* [WHAT YOU WILL DO]: Reproduce all of the data below without alteration; exclude every picture.

* [MATERIAL SHOWN]:

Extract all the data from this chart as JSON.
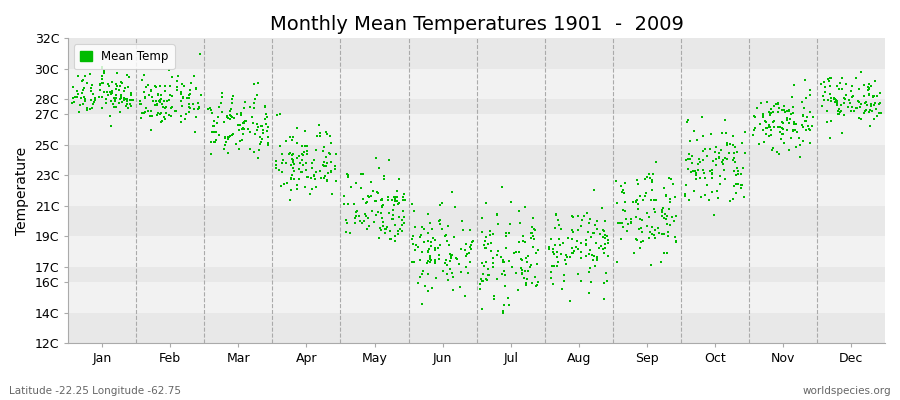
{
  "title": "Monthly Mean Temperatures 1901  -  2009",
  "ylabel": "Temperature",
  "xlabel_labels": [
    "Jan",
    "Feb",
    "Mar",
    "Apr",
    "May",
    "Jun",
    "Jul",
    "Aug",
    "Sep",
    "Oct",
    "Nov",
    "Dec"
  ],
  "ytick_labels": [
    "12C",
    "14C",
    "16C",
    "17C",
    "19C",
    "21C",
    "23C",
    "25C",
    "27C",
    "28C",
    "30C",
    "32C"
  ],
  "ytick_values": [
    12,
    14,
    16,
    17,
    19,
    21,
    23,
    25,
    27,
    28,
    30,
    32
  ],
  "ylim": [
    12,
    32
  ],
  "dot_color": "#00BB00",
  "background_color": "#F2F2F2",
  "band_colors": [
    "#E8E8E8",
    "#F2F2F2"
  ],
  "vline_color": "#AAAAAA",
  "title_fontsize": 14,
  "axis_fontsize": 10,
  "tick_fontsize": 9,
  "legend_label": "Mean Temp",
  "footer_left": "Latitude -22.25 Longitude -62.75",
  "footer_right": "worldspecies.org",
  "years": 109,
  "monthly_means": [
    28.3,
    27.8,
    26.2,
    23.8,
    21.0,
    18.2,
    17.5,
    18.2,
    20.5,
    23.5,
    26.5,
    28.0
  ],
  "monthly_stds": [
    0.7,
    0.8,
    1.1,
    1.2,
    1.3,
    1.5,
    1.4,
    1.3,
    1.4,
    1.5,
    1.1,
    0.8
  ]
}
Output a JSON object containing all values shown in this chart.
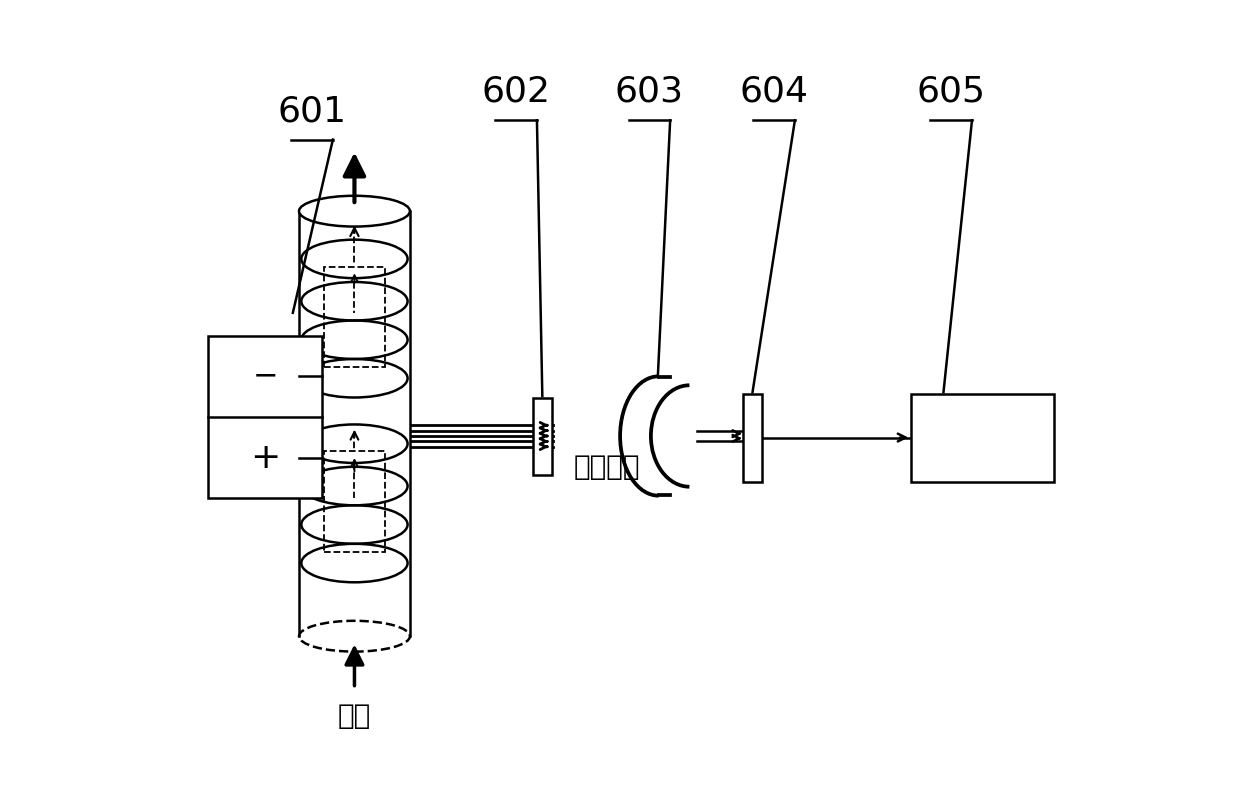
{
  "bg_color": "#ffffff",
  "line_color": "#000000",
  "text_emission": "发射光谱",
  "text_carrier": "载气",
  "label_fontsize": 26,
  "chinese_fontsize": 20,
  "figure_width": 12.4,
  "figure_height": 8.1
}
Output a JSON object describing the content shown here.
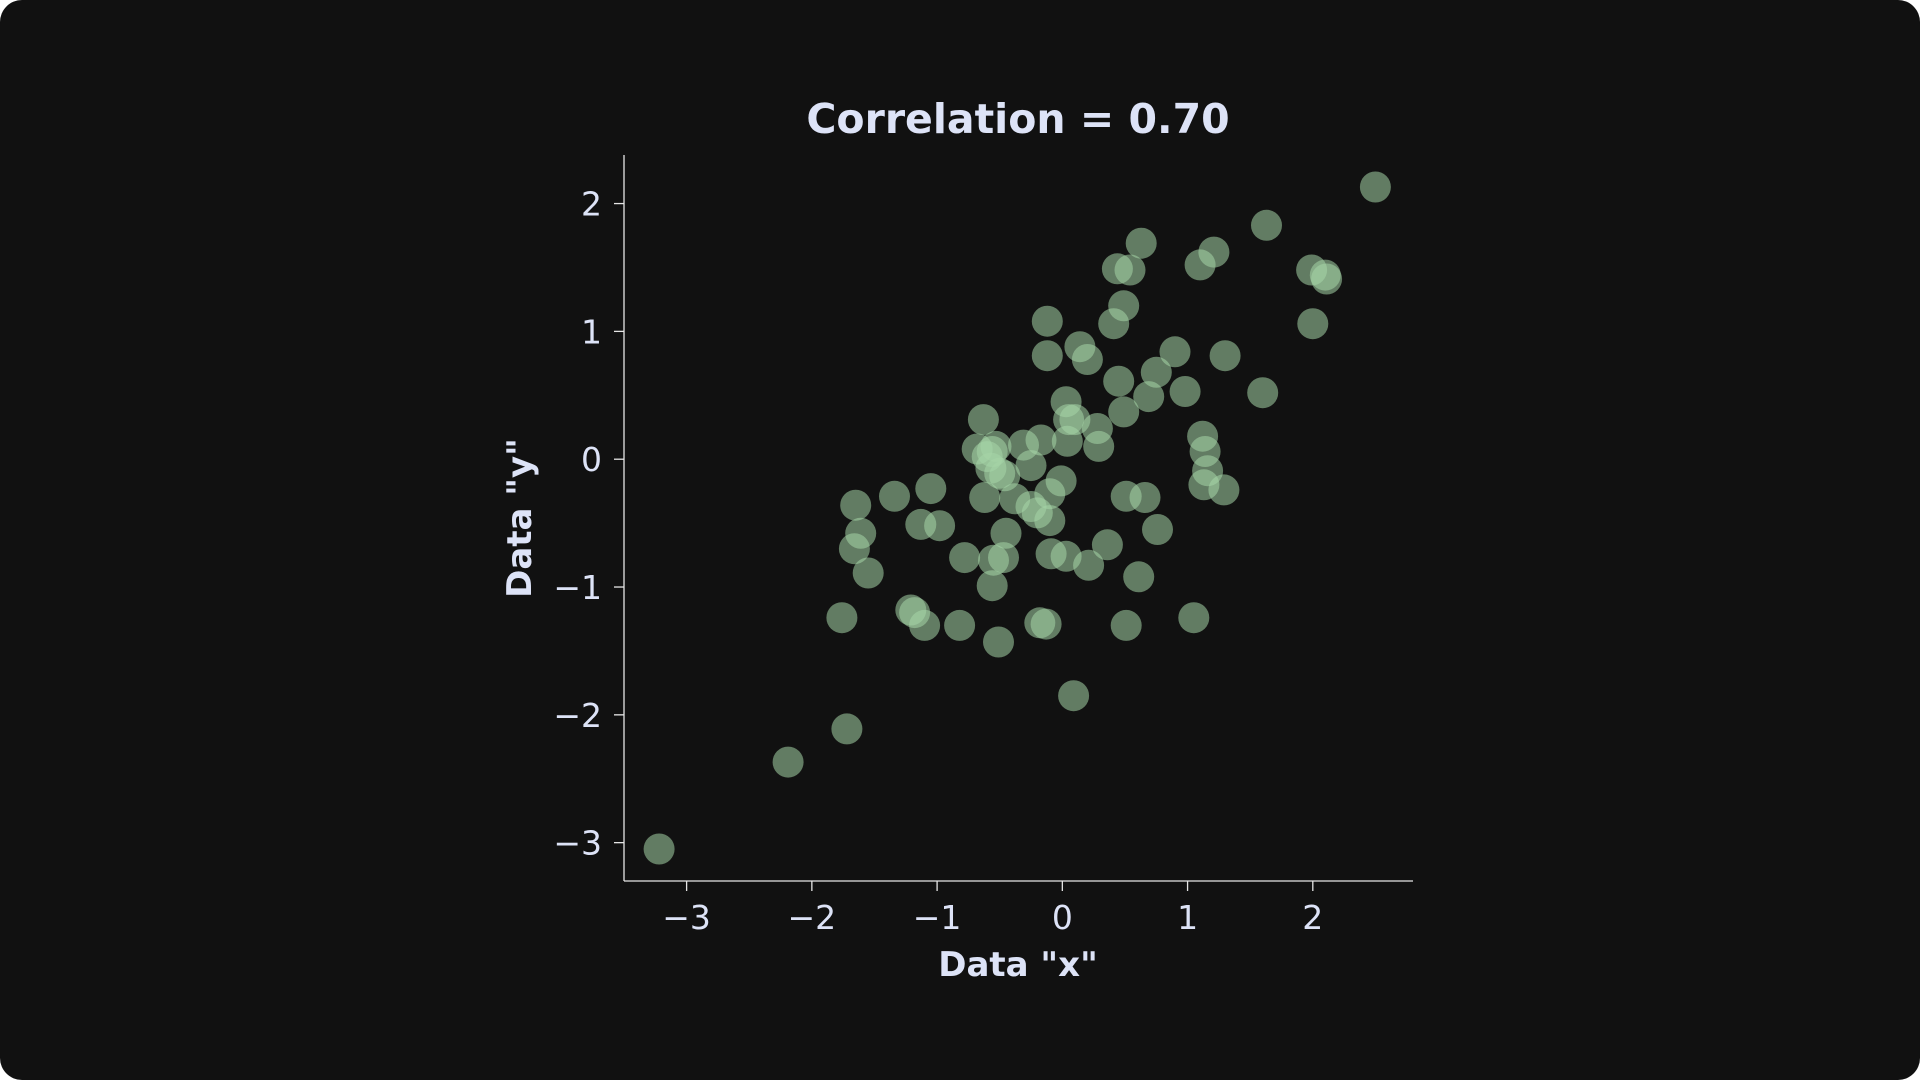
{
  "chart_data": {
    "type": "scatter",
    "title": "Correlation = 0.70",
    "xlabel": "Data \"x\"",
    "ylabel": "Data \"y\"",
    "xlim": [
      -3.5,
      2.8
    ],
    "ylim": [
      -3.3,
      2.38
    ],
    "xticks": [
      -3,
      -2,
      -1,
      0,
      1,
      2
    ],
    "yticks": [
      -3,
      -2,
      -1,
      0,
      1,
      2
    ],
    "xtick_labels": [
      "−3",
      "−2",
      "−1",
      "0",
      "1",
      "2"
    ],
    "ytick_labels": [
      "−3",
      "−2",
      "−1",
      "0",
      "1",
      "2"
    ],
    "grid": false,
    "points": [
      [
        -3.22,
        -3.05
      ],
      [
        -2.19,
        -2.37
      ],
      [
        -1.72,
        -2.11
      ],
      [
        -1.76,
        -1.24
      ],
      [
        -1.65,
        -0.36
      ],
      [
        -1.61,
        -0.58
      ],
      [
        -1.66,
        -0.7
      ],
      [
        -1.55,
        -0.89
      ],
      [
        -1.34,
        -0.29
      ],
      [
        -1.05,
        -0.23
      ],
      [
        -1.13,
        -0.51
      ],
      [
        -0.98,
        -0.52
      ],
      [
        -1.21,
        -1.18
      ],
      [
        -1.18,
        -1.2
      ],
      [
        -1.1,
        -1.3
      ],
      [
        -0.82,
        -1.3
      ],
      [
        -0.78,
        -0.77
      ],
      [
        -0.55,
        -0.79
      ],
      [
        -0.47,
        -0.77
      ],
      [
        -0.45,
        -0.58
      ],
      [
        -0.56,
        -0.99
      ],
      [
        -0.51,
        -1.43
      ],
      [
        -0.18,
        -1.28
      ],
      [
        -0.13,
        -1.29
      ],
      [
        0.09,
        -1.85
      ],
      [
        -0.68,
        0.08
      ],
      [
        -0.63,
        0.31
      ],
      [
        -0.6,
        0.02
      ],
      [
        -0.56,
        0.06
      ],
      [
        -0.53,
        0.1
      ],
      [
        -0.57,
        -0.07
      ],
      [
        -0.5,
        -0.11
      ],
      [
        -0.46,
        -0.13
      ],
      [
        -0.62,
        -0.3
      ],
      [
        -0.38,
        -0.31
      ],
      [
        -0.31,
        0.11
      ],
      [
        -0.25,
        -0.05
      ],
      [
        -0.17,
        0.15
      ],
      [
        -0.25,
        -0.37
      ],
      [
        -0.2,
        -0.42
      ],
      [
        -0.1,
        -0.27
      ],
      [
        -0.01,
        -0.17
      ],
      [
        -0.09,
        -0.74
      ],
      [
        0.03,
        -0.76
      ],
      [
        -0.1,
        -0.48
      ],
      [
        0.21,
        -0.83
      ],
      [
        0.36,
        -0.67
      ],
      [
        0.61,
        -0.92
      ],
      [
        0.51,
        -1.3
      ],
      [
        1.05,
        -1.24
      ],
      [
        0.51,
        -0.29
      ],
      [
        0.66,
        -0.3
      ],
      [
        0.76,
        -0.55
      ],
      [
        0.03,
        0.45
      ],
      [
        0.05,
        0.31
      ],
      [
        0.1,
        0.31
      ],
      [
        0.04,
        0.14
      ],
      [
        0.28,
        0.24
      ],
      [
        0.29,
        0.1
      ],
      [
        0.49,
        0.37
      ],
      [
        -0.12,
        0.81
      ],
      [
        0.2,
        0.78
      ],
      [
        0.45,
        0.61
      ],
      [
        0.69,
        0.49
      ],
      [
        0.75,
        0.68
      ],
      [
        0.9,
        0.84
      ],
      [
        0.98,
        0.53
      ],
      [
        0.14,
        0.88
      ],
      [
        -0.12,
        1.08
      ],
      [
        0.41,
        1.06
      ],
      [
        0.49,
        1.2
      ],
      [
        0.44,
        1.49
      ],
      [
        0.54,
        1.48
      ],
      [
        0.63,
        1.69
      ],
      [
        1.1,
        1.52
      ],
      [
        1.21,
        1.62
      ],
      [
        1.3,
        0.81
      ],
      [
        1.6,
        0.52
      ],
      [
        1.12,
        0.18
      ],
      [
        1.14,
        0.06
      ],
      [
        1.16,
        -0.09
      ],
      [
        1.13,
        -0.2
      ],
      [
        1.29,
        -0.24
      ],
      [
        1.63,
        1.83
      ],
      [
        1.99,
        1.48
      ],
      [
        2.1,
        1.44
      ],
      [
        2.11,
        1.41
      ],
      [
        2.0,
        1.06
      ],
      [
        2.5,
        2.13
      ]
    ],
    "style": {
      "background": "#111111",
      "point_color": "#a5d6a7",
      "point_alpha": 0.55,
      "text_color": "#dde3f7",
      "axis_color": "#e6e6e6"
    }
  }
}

* [COMPLETE OUTPUT]:
Extract all the data from this chart as JSON.
{
  "title": "Monthly Mean Temperatures 1901  -  2009",
  "ylabel": "Temperature",
  "xlabel_labels": [
    "Jan",
    "Feb",
    "Mar",
    "Apr",
    "May",
    "Jun",
    "Jul",
    "Aug",
    "Sep",
    "Oct",
    "Nov",
    "Dec"
  ],
  "ytick_labels": [
    "12C",
    "14C",
    "16C",
    "17C",
    "19C",
    "21C",
    "23C",
    "25C",
    "27C",
    "28C",
    "30C",
    "32C"
  ],
  "ytick_values": [
    12,
    14,
    16,
    17,
    19,
    21,
    23,
    25,
    27,
    28,
    30,
    32
  ],
  "ylim": [
    12,
    32
  ],
  "dot_color": "#00BB00",
  "background_color": "#F2F2F2",
  "band_colors": [
    "#E8E8E8",
    "#F2F2F2"
  ],
  "vline_color": "#AAAAAA",
  "title_fontsize": 14,
  "axis_fontsize": 10,
  "tick_fontsize": 9,
  "legend_label": "Mean Temp",
  "footer_left": "Latitude -22.25 Longitude -62.75",
  "footer_right": "worldspecies.org",
  "years": 109,
  "monthly_means": [
    28.3,
    27.8,
    26.2,
    23.8,
    21.0,
    18.2,
    17.5,
    18.2,
    20.5,
    23.5,
    26.5,
    28.0
  ],
  "monthly_stds": [
    0.7,
    0.8,
    1.1,
    1.2,
    1.3,
    1.5,
    1.4,
    1.3,
    1.4,
    1.5,
    1.1,
    0.8
  ]
}
Output a JSON object containing all values shown in this chart.
{
  "bg_color": "#ffffff",
  "line_color": "#000000",
  "text_emission": "发射光谱",
  "text_carrier": "载气",
  "label_fontsize": 26,
  "chinese_fontsize": 20,
  "figure_width": 12.4,
  "figure_height": 8.1
}
Output a JSON object describing the content shown here.
{
  "chart_data": {
    "type": "scatter",
    "title": "Correlation = 0.70",
    "xlabel": "Data \"x\"",
    "ylabel": "Data \"y\"",
    "xlim": [
      -3.5,
      2.8
    ],
    "ylim": [
      -3.3,
      2.38
    ],
    "xticks": [
      -3,
      -2,
      -1,
      0,
      1,
      2
    ],
    "yticks": [
      -3,
      -2,
      -1,
      0,
      1,
      2
    ],
    "xtick_labels": [
      "−3",
      "−2",
      "−1",
      "0",
      "1",
      "2"
    ],
    "ytick_labels": [
      "−3",
      "−2",
      "−1",
      "0",
      "1",
      "2"
    ],
    "grid": false,
    "points": [
      [
        -3.22,
        -3.05
      ],
      [
        -2.19,
        -2.37
      ],
      [
        -1.72,
        -2.11
      ],
      [
        -1.76,
        -1.24
      ],
      [
        -1.65,
        -0.36
      ],
      [
        -1.61,
        -0.58
      ],
      [
        -1.66,
        -0.7
      ],
      [
        -1.55,
        -0.89
      ],
      [
        -1.34,
        -0.29
      ],
      [
        -1.05,
        -0.23
      ],
      [
        -1.13,
        -0.51
      ],
      [
        -0.98,
        -0.52
      ],
      [
        -1.21,
        -1.18
      ],
      [
        -1.18,
        -1.2
      ],
      [
        -1.1,
        -1.3
      ],
      [
        -0.82,
        -1.3
      ],
      [
        -0.78,
        -0.77
      ],
      [
        -0.55,
        -0.79
      ],
      [
        -0.47,
        -0.77
      ],
      [
        -0.45,
        -0.58
      ],
      [
        -0.56,
        -0.99
      ],
      [
        -0.51,
        -1.43
      ],
      [
        -0.18,
        -1.28
      ],
      [
        -0.13,
        -1.29
      ],
      [
        0.09,
        -1.85
      ],
      [
        -0.68,
        0.08
      ],
      [
        -0.63,
        0.31
      ],
      [
        -0.6,
        0.02
      ],
      [
        -0.56,
        0.06
      ],
      [
        -0.53,
        0.1
      ],
      [
        -0.57,
        -0.07
      ],
      [
        -0.5,
        -0.11
      ],
      [
        -0.46,
        -0.13
      ],
      [
        -0.62,
        -0.3
      ],
      [
        -0.38,
        -0.31
      ],
      [
        -0.31,
        0.11
      ],
      [
        -0.25,
        -0.05
      ],
      [
        -0.17,
        0.15
      ],
      [
        -0.25,
        -0.37
      ],
      [
        -0.2,
        -0.42
      ],
      [
        -0.1,
        -0.27
      ],
      [
        -0.01,
        -0.17
      ],
      [
        -0.09,
        -0.74
      ],
      [
        0.03,
        -0.76
      ],
      [
        -0.1,
        -0.48
      ],
      [
        0.21,
        -0.83
      ],
      [
        0.36,
        -0.67
      ],
      [
        0.61,
        -0.92
      ],
      [
        0.51,
        -1.3
      ],
      [
        1.05,
        -1.24
      ],
      [
        0.51,
        -0.29
      ],
      [
        0.66,
        -0.3
      ],
      [
        0.76,
        -0.55
      ],
      [
        0.03,
        0.45
      ],
      [
        0.05,
        0.31
      ],
      [
        0.1,
        0.31
      ],
      [
        0.04,
        0.14
      ],
      [
        0.28,
        0.24
      ],
      [
        0.29,
        0.1
      ],
      [
        0.49,
        0.37
      ],
      [
        -0.12,
        0.81
      ],
      [
        0.2,
        0.78
      ],
      [
        0.45,
        0.61
      ],
      [
        0.69,
        0.49
      ],
      [
        0.75,
        0.68
      ],
      [
        0.9,
        0.84
      ],
      [
        0.98,
        0.53
      ],
      [
        0.14,
        0.88
      ],
      [
        -0.12,
        1.08
      ],
      [
        0.41,
        1.06
      ],
      [
        0.49,
        1.2
      ],
      [
        0.44,
        1.49
      ],
      [
        0.54,
        1.48
      ],
      [
        0.63,
        1.69
      ],
      [
        1.1,
        1.52
      ],
      [
        1.21,
        1.62
      ],
      [
        1.3,
        0.81
      ],
      [
        1.6,
        0.52
      ],
      [
        1.12,
        0.18
      ],
      [
        1.14,
        0.06
      ],
      [
        1.16,
        -0.09
      ],
      [
        1.13,
        -0.2
      ],
      [
        1.29,
        -0.24
      ],
      [
        1.63,
        1.83
      ],
      [
        1.99,
        1.48
      ],
      [
        2.1,
        1.44
      ],
      [
        2.11,
        1.41
      ],
      [
        2.0,
        1.06
      ],
      [
        2.5,
        2.13
      ]
    ],
    "style": {
      "background": "#111111",
      "point_color": "#a5d6a7",
      "point_alpha": 0.55,
      "text_color": "#dde3f7",
      "axis_color": "#e6e6e6"
    }
  }
}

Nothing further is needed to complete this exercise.